Set the data down again, exactly as it reads, but without the pictures.

─── RECORD EXCERPTS ───

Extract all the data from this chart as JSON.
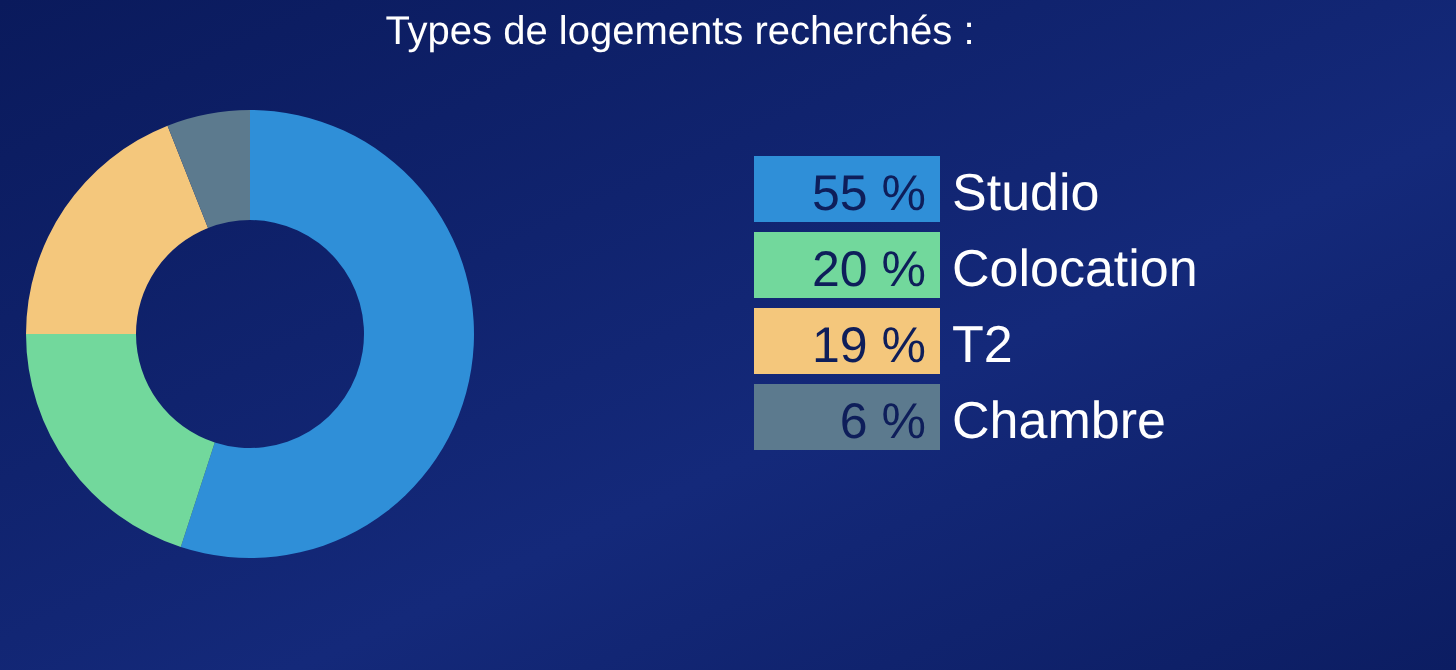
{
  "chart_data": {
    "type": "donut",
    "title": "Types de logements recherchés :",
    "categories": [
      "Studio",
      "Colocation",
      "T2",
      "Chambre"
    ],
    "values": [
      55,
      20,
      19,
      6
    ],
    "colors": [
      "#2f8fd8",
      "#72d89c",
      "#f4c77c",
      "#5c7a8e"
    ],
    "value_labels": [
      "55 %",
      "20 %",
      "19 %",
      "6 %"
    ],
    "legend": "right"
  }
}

───

SOLVED EXERCISE:
Extract all the data from this chart as JSON.
{
  "chart_data": {
    "type": "donut",
    "title": "Types de logements recherchés :",
    "categories": [
      "Studio",
      "Colocation",
      "T2",
      "Chambre"
    ],
    "values": [
      55,
      20,
      19,
      6
    ],
    "colors": [
      "#2f8fd8",
      "#72d89c",
      "#f4c77c",
      "#5c7a8e"
    ],
    "value_labels": [
      "55 %",
      "20 %",
      "19 %",
      "6 %"
    ],
    "legend": "right"
  }
}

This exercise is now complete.